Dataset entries
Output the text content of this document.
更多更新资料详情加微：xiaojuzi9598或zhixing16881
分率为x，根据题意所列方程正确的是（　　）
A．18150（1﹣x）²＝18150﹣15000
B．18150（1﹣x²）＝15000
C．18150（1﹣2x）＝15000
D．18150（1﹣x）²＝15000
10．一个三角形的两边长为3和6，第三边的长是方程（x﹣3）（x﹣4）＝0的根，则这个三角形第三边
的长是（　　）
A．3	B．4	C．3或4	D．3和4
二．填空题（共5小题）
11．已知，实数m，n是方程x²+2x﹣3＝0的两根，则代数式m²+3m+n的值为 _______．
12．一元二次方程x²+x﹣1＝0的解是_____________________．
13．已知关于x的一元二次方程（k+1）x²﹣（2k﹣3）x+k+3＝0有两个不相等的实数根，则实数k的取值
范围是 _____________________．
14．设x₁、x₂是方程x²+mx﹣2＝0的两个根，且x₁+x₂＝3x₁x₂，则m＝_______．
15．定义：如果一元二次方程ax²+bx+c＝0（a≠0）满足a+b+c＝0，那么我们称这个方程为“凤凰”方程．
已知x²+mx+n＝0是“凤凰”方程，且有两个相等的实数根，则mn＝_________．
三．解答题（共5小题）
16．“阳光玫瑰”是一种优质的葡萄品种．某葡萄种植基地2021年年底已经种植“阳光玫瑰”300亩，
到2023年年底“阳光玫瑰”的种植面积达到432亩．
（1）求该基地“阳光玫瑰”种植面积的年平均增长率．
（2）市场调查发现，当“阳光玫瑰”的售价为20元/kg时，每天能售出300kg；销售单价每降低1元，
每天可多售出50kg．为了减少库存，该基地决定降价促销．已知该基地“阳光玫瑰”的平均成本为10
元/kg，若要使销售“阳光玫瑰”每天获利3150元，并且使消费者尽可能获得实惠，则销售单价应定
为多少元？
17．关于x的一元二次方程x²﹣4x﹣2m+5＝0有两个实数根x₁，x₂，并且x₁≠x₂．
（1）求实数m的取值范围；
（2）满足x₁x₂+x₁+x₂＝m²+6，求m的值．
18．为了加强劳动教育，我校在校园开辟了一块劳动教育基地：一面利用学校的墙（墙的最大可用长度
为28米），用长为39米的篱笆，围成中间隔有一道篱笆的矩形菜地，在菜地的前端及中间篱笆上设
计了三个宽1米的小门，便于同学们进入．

GIVEN PROBLEM
Would you reproduce all the entries exactly?

ANSWER FOR THE TASK
Output the text content of this document.
更多更新资料详情加微：xiaojuzi9598或zhixing16881
分率为x，根据题意所列方程正确的是（　　）
A．18150（1﹣x）²＝18150﹣15000
B．18150（1﹣x²）＝15000
C．18150（1﹣2x）＝15000
D．18150（1﹣x）²＝15000
10．一个三角形的两边长为3和6，第三边的长是方程（x﹣3）（x﹣4）＝0的根，则这个三角形第三边
的长是（　　）
A．3	B．4	C．3或4	D．3和4
二．填空题（共5小题）
11．已知，实数m，n是方程x²+2x﹣3＝0的两根，则代数式m²+3m+n的值为 _______．
12．一元二次方程x²+x﹣1＝0的解是_____________________．
13．已知关于x的一元二次方程（k+1）x²﹣（2k﹣3）x+k+3＝0有两个不相等的实数根，则实数k的取值
范围是 _____________________．
14．设x₁、x₂是方程x²+mx﹣2＝0的两个根，且x₁+x₂＝3x₁x₂，则m＝_______．
15．定义：如果一元二次方程ax²+bx+c＝0（a≠0）满足a+b+c＝0，那么我们称这个方程为“凤凰”方程．
已知x²+mx+n＝0是“凤凰”方程，且有两个相等的实数根，则mn＝_________．
三．解答题（共5小题）
16．“阳光玫瑰”是一种优质的葡萄品种．某葡萄种植基地2021年年底已经种植“阳光玫瑰”300亩，
到2023年年底“阳光玫瑰”的种植面积达到432亩．
（1）求该基地“阳光玫瑰”种植面积的年平均增长率．
（2）市场调查发现，当“阳光玫瑰”的售价为20元/kg时，每天能售出300kg；销售单价每降低1元，
每天可多售出50kg．为了减少库存，该基地决定降价促销．已知该基地“阳光玫瑰”的平均成本为10
元/kg，若要使销售“阳光玫瑰”每天获利3150元，并且使消费者尽可能获得实惠，则销售单价应定
为多少元？
17．关于x的一元二次方程x²﹣4x﹣2m+5＝0有两个实数根x₁，x₂，并且x₁≠x₂．
（1）求实数m的取值范围；
（2）满足x₁x₂+x₁+x₂＝m²+6，求m的值．
18．为了加强劳动教育，我校在校园开辟了一块劳动教育基地：一面利用学校的墙（墙的最大可用长度
为28米），用长为39米的篱笆，围成中间隔有一道篱笆的矩形菜地，在菜地的前端及中间篱笆上设
计了三个宽1米的小门，便于同学们进入．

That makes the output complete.